Task requirements
Pick out each line in these entries that contains the string "dock".

Data supplied

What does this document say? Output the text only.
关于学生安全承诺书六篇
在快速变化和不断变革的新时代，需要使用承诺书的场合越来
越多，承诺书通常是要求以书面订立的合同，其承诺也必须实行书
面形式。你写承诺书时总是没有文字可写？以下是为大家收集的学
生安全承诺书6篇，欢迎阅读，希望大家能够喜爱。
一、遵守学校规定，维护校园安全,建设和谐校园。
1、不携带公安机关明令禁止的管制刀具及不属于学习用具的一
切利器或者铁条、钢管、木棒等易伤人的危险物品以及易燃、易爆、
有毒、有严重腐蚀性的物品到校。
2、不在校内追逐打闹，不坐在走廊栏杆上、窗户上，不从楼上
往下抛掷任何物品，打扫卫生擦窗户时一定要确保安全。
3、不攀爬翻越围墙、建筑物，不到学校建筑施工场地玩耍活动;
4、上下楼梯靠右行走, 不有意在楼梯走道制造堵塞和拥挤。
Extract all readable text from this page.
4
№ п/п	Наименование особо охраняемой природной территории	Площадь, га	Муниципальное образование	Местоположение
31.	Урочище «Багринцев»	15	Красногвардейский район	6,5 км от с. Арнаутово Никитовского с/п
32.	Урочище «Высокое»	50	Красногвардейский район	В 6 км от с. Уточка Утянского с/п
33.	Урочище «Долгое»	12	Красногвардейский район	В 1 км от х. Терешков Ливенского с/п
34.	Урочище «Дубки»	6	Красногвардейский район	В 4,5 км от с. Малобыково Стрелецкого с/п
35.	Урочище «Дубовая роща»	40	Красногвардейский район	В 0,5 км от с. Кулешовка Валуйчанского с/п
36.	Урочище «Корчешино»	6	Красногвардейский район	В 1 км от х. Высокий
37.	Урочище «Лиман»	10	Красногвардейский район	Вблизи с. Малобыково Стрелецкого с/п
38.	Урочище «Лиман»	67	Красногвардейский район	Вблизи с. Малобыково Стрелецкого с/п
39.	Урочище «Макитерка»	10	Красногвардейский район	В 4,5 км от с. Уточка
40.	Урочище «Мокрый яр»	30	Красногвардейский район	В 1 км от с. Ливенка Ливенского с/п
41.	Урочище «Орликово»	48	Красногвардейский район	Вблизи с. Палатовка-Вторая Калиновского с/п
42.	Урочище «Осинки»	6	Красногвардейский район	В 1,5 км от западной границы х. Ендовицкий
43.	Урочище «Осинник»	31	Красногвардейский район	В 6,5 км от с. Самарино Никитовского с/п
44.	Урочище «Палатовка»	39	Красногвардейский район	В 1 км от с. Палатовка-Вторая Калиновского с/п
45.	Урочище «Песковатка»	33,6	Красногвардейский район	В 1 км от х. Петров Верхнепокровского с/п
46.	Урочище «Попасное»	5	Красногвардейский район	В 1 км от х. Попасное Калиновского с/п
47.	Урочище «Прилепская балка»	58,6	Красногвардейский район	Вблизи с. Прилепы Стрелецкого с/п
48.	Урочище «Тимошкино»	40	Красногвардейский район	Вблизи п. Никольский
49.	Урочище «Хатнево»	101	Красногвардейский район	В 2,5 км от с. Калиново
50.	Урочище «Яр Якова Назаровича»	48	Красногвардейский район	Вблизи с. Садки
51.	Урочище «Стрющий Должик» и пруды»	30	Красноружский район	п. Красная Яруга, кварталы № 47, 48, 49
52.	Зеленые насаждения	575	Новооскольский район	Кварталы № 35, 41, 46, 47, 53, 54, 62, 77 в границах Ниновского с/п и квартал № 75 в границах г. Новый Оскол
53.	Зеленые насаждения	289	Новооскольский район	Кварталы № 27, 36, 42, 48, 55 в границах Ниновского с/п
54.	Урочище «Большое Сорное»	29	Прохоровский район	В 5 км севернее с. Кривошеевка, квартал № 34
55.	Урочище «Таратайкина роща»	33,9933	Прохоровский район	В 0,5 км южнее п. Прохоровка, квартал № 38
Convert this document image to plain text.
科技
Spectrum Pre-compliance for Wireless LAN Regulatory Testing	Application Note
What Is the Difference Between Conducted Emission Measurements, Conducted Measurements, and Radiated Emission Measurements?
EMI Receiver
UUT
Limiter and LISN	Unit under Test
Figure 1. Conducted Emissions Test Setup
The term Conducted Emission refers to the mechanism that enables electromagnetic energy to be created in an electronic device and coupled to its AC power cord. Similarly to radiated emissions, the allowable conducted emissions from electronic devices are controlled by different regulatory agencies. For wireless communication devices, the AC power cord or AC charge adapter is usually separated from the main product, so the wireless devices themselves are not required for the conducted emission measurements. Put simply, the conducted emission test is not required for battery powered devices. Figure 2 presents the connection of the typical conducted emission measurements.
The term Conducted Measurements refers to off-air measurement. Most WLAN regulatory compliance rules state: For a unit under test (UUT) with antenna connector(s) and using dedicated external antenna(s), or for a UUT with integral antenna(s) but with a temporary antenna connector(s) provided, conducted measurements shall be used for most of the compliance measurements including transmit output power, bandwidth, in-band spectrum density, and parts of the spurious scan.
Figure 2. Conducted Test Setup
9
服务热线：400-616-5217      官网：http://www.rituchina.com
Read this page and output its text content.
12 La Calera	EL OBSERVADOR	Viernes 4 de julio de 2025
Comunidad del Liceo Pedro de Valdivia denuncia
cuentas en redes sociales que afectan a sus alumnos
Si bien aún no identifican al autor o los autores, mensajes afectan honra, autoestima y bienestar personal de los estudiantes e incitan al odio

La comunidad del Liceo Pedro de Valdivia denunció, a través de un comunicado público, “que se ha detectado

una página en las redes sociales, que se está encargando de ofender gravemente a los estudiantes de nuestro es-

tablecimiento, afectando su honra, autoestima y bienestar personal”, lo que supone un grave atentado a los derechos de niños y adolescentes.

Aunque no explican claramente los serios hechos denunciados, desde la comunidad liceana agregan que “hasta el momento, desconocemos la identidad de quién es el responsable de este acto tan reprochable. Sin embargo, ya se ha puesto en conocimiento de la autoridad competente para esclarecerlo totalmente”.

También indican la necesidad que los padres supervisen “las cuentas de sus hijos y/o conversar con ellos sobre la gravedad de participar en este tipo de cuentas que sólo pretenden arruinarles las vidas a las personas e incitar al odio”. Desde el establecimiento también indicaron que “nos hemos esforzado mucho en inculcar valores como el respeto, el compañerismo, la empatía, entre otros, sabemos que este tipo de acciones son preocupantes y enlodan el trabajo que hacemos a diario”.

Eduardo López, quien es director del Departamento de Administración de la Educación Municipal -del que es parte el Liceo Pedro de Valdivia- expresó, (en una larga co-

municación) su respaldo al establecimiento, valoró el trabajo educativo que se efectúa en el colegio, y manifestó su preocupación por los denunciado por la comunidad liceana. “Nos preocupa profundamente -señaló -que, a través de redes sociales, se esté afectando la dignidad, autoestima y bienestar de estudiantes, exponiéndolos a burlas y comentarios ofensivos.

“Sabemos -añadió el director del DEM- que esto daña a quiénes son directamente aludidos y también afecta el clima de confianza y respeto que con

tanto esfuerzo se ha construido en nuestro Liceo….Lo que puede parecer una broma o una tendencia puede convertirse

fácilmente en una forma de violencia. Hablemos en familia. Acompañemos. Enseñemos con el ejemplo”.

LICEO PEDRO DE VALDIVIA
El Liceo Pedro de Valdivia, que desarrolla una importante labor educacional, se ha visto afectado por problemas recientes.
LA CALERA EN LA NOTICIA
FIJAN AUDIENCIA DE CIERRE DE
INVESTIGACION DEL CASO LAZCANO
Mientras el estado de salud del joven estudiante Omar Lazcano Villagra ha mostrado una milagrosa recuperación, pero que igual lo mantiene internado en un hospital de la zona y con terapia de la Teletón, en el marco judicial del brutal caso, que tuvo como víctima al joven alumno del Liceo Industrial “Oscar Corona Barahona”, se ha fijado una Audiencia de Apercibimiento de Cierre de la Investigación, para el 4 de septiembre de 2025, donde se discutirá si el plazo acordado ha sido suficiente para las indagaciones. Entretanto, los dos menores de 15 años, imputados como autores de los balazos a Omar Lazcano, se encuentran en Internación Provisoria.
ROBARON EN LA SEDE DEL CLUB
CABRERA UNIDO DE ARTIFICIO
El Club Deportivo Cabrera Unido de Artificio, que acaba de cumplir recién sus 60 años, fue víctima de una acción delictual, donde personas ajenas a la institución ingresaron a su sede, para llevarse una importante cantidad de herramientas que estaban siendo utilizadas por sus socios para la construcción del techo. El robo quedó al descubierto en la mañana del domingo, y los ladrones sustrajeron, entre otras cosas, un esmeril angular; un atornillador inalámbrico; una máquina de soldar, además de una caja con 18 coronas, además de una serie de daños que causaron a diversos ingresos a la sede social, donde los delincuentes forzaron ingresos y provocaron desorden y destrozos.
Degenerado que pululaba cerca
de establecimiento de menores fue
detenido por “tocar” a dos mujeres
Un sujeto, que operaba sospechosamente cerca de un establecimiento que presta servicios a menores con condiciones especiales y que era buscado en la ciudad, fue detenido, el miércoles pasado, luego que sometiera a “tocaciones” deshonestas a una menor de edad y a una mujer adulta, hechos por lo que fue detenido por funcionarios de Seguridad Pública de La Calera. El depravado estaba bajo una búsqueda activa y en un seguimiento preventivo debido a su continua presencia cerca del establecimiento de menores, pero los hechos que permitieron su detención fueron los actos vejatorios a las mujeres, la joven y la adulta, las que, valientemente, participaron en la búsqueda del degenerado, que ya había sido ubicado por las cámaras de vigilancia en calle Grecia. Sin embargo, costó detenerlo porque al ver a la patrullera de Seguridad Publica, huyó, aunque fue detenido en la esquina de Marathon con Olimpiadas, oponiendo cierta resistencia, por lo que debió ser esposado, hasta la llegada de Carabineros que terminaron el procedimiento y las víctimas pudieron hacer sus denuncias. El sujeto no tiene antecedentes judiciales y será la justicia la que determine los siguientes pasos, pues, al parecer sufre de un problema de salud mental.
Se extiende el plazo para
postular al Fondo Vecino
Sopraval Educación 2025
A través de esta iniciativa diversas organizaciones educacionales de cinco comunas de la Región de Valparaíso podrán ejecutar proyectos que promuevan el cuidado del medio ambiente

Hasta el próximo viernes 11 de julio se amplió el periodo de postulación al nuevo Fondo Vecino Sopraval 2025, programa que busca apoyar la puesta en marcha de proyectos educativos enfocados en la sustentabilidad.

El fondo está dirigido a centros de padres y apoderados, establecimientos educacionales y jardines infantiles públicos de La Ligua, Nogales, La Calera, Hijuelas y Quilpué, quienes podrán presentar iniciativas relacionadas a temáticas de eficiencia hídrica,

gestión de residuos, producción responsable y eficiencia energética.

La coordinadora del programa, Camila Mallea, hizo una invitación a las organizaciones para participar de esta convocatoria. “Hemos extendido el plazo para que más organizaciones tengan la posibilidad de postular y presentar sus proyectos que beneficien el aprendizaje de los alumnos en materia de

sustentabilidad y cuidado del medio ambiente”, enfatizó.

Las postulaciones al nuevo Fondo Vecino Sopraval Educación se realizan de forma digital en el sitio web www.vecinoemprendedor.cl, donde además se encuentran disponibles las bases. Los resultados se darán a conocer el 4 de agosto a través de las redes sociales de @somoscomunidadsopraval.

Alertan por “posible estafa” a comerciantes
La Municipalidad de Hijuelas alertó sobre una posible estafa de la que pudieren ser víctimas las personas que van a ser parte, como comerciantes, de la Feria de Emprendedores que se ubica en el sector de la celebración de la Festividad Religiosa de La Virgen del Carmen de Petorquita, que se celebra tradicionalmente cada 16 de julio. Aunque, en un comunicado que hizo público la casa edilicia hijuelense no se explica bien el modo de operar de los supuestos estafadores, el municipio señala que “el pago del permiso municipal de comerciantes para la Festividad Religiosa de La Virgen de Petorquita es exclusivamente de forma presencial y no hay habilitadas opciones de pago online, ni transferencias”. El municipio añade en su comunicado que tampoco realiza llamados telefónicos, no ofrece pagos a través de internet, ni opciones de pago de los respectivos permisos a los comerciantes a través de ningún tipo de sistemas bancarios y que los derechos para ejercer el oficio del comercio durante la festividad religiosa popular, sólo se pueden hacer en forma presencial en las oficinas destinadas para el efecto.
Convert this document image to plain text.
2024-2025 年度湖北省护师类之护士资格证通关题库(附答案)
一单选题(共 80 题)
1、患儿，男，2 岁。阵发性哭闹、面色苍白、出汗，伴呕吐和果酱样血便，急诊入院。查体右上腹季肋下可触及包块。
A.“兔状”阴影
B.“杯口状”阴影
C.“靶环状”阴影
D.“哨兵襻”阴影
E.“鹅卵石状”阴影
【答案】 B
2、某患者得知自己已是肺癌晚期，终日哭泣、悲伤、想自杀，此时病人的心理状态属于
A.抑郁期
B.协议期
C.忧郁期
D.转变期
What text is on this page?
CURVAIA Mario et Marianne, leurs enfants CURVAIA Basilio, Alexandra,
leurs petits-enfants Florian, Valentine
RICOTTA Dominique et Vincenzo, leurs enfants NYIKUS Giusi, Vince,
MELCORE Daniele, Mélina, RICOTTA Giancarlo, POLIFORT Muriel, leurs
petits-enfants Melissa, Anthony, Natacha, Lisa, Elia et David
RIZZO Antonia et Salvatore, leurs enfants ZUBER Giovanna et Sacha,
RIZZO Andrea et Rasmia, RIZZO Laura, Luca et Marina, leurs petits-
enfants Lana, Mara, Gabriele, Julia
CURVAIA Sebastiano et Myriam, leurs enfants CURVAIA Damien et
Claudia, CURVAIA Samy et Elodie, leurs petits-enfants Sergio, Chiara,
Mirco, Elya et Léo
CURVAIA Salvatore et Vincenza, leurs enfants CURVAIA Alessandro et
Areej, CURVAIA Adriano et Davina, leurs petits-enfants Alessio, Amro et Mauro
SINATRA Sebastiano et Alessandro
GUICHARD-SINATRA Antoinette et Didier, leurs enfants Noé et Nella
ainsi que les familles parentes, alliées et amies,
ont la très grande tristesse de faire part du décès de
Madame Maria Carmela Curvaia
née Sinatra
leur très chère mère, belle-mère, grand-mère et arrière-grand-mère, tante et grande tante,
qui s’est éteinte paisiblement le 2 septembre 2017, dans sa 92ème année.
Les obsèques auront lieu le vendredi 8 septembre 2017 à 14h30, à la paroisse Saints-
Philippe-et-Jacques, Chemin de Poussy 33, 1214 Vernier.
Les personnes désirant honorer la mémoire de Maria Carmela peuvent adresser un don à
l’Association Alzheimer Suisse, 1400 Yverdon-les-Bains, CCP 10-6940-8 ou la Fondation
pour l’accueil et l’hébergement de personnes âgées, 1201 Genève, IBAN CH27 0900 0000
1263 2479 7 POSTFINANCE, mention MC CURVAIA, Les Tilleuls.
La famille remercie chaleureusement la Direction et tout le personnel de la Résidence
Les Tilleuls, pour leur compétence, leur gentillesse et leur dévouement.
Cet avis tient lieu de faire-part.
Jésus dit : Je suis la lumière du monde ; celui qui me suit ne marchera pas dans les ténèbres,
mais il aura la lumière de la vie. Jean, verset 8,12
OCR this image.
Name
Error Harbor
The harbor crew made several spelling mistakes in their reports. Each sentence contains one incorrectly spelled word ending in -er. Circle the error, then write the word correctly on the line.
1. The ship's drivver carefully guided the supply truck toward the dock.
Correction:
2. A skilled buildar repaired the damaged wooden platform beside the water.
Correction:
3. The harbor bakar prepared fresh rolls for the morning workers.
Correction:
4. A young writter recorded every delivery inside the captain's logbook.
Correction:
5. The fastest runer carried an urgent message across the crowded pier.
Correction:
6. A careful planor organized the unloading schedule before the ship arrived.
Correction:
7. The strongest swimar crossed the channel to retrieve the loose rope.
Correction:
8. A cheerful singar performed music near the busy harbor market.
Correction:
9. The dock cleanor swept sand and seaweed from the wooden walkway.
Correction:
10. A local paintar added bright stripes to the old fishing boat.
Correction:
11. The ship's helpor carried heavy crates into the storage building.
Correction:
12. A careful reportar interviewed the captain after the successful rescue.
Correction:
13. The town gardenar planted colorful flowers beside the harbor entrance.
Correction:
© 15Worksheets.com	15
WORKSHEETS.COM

Complete output
1. The ship's drivver carefully guided the supply truck toward the dock.
9. The dock cleanor swept sand and seaweed from the wooden walkway.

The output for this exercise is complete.